PROBLEM: Repeat the records exactly. Every line must match.

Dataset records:
..........

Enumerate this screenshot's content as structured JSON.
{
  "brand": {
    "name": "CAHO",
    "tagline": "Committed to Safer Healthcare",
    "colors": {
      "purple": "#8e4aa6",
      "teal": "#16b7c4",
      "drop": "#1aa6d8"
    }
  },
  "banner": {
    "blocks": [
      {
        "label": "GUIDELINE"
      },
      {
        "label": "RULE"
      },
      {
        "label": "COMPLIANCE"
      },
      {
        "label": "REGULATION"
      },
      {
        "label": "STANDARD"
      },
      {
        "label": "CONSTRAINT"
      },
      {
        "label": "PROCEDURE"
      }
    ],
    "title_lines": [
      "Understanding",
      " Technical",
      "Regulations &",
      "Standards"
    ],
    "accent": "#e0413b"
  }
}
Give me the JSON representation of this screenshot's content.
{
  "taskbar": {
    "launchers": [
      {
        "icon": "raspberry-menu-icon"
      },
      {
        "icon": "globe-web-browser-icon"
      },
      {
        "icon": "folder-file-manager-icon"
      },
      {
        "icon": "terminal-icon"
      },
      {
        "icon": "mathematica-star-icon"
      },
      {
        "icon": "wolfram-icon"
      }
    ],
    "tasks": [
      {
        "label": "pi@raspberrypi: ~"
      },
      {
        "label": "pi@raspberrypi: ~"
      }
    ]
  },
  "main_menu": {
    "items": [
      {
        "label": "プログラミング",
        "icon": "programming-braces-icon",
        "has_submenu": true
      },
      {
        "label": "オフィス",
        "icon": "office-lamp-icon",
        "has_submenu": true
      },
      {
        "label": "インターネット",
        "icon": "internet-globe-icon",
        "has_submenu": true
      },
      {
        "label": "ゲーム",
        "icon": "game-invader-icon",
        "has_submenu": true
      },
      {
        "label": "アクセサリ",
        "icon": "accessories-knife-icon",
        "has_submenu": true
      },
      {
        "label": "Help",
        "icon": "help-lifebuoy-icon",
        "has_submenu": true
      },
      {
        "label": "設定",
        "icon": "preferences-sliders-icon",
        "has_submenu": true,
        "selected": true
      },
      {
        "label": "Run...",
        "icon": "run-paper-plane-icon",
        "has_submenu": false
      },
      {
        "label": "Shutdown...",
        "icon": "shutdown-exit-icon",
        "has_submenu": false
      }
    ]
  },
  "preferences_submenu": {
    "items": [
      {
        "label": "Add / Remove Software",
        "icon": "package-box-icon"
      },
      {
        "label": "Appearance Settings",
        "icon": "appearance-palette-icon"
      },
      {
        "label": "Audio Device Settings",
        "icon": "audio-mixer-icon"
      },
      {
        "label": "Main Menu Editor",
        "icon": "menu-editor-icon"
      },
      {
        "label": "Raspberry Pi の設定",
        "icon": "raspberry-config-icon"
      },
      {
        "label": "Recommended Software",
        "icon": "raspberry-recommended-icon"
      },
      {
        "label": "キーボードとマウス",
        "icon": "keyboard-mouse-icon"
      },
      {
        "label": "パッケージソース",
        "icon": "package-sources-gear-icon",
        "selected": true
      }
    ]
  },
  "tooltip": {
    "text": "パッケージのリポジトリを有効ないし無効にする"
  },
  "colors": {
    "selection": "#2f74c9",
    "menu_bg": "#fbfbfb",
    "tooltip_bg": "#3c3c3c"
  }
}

..........

THE SOLUTION:
Enumerate this screenshot's content as structured JSON.
{
  "brand": {
    "name": "CAHO",
    "tagline": "Committed to Safer Healthcare",
    "colors": {
      "purple": "#8e4aa6",
      "teal": "#16b7c4",
      "drop": "#1aa6d8"
    }
  },
  "banner": {
    "blocks": [
      {
        "label": "GUIDELINE"
      },
      {
        "label": "RULE"
      },
      {
        "label": "COMPLIANCE"
      },
      {
        "label": "REGULATION"
      },
      {
        "label": "STANDARD"
      },
      {
        "label": "CONSTRAINT"
      },
      {
        "label": "PROCEDURE"
      }
    ],
    "title_lines": [
      "Understanding",
      " Technical",
      "Regulations &",
      "Standards"
    ],
    "accent": "#e0413b"
  }
}
Give me the JSON representation of this screenshot's content.
{
  "taskbar": {
    "launchers": [
      {
        "icon": "raspberry-menu-icon"
      },
      {
        "icon": "globe-web-browser-icon"
      },
      {
        "icon": "folder-file-manager-icon"
      },
      {
        "icon": "terminal-icon"
      },
      {
        "icon": "mathematica-star-icon"
      },
      {
        "icon": "wolfram-icon"
      }
    ],
    "tasks": [
      {
        "label": "pi@raspberrypi: ~"
      },
      {
        "label": "pi@raspberrypi: ~"
      }
    ]
  },
  "main_menu": {
    "items": [
      {
        "label": "プログラミング",
        "icon": "programming-braces-icon",
        "has_submenu": true
      },
      {
        "label": "オフィス",
        "icon": "office-lamp-icon",
        "has_submenu": true
      },
      {
        "label": "インターネット",
        "icon": "internet-globe-icon",
        "has_submenu": true
      },
      {
        "label": "ゲーム",
        "icon": "game-invader-icon",
        "has_submenu": true
      },
      {
        "label": "アクセサリ",
        "icon": "accessories-knife-icon",
        "has_submenu": true
      },
      {
        "label": "Help",
        "icon": "help-lifebuoy-icon",
        "has_submenu": true
      },
      {
        "label": "設定",
        "icon": "preferences-sliders-icon",
        "has_submenu": true,
        "selected": true
      },
      {
        "label": "Run...",
        "icon": "run-paper-plane-icon",
        "has_submenu": false
      },
      {
        "label": "Shutdown...",
        "icon": "shutdown-exit-icon",
        "has_submenu": false
      }
    ]
  },
  "preferences_submenu": {
    "items": [
      {
        "label": "Add / Remove Software",
        "icon": "package-box-icon"
      },
      {
        "label": "Appearance Settings",
        "icon": "appearance-palette-icon"
      },
      {
        "label": "Audio Device Settings",
        "icon": "audio-mixer-icon"
      },
      {
        "label": "Main Menu Editor",
        "icon": "menu-editor-icon"
      },
      {
        "label": "Raspberry Pi の設定",
        "icon": "raspberry-config-icon"
      },
      {
        "label": "Recommended Software",
        "icon": "raspberry-recommended-icon"
      },
      {
        "label": "キーボードとマウス",
        "icon": "keyboard-mouse-icon"
      },
      {
        "label": "パッケージソース",
        "icon": "package-sources-gear-icon",
        "selected": true
      }
    ]
  },
  "tooltip": {
    "text": "パッケージのリポジトリを有効ないし無効にする"
  },
  "colors": {
    "selection": "#2f74c9",
    "menu_bg": "#fbfbfb",
    "tooltip_bg": "#3c3c3c"
  }
}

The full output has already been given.